*RECORD EXTRACTS:*

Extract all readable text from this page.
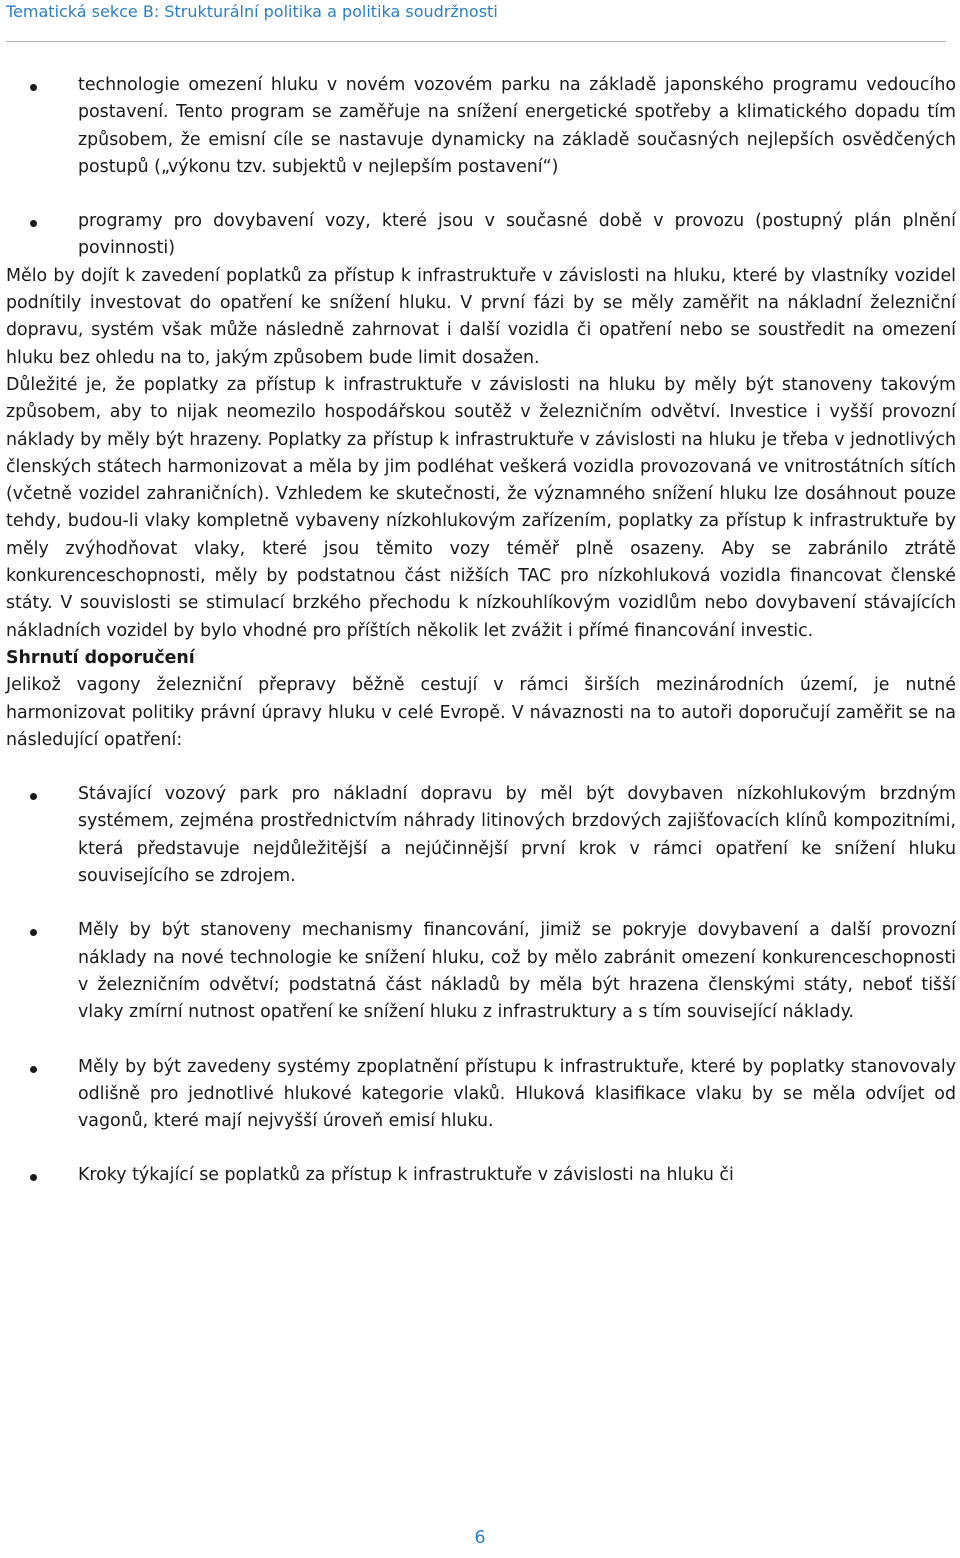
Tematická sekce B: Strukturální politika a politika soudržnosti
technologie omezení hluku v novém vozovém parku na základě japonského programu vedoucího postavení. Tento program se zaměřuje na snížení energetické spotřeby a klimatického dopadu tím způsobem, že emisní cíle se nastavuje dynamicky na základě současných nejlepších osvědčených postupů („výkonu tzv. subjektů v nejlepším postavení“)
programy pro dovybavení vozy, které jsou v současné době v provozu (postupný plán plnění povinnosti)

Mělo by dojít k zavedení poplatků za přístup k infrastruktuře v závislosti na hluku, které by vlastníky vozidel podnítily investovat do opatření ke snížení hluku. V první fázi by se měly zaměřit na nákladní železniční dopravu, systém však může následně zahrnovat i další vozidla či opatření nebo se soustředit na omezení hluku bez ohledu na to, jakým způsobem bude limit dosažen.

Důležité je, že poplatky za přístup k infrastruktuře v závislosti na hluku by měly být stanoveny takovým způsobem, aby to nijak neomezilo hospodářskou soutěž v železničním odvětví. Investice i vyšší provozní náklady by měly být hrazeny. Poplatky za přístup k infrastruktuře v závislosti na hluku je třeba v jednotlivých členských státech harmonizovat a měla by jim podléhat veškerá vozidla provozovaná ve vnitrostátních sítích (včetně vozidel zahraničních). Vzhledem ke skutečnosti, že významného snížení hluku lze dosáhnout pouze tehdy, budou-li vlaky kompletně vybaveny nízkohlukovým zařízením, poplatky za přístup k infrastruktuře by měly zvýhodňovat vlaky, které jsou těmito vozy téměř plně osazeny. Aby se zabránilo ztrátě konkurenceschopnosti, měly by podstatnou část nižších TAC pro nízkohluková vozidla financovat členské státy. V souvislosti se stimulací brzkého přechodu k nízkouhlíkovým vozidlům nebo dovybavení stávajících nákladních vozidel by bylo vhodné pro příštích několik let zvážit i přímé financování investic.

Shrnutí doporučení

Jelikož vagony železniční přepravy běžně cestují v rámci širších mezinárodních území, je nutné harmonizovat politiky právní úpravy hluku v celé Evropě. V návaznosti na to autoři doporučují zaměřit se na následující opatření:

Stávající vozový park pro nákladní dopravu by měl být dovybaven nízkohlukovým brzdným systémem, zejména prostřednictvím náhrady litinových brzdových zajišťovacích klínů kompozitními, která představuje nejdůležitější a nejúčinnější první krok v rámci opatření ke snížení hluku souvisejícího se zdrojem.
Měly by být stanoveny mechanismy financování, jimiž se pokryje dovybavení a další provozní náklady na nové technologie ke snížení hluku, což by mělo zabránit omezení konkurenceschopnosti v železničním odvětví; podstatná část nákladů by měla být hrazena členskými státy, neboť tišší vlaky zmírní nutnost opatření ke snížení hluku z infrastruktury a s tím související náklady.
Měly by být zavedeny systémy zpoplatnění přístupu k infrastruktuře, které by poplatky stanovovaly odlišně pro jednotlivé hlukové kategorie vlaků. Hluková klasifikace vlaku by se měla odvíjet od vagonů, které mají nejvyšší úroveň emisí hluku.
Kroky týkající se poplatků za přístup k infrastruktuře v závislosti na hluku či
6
--
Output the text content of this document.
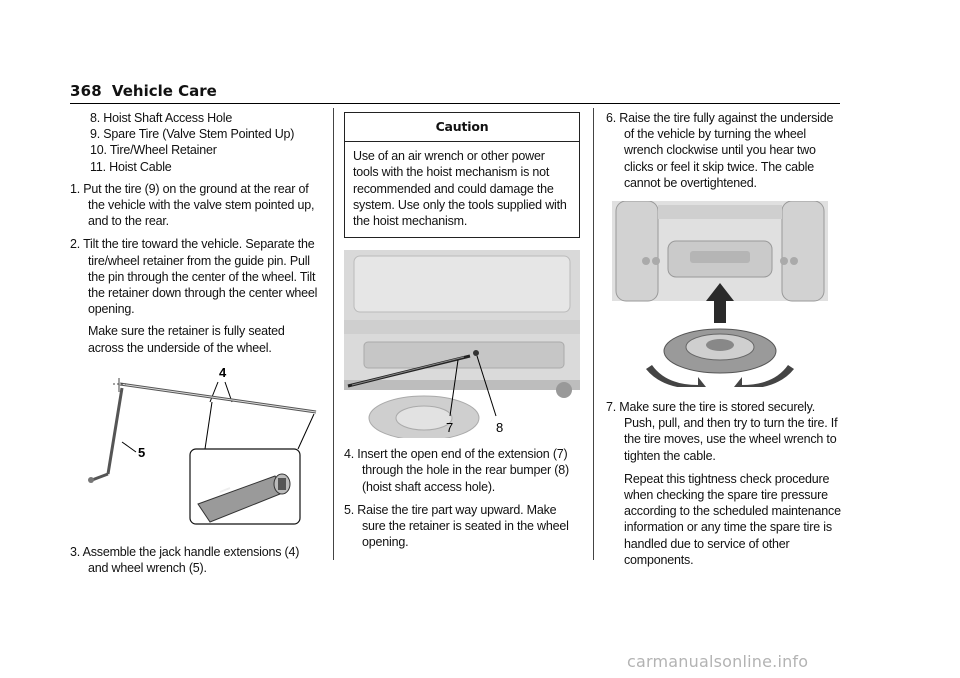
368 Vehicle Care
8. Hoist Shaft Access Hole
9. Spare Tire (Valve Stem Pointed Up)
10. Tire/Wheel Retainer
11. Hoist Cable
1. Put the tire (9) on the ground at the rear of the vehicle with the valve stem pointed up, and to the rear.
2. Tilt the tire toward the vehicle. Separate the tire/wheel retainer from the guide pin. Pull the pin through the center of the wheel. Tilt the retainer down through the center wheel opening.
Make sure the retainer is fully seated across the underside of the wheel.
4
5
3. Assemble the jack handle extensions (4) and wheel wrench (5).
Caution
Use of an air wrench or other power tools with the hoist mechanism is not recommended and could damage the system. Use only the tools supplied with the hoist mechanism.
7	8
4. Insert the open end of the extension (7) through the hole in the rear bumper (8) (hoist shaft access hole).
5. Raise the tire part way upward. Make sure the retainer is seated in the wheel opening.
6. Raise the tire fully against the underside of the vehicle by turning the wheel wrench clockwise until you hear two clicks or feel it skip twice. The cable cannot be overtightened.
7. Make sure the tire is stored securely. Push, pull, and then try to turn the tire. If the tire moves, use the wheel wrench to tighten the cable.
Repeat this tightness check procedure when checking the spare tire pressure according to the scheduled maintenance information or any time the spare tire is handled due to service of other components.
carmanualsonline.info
* * *
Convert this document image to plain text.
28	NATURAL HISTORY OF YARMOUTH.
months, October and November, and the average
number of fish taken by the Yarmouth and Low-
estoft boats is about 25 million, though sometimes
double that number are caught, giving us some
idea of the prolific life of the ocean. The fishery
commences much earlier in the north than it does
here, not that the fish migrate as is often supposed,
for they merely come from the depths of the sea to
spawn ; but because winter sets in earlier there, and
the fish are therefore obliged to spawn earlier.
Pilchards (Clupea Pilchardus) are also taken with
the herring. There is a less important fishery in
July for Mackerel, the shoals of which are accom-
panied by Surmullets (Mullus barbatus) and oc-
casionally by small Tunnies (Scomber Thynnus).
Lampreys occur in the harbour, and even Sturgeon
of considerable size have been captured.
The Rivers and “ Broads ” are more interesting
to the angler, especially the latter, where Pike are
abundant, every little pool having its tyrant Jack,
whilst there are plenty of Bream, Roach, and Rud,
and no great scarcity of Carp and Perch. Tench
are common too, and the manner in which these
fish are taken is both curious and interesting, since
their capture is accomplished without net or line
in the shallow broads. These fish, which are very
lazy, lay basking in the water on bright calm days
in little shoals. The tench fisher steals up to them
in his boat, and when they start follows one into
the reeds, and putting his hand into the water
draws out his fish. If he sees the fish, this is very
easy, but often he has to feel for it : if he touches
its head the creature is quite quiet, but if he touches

*WHAT THE TASK ASKS:* Of the lines above, how many contain the word "spawn"? Provide the number and nothing else.

*WRITTEN ANSWER:* 2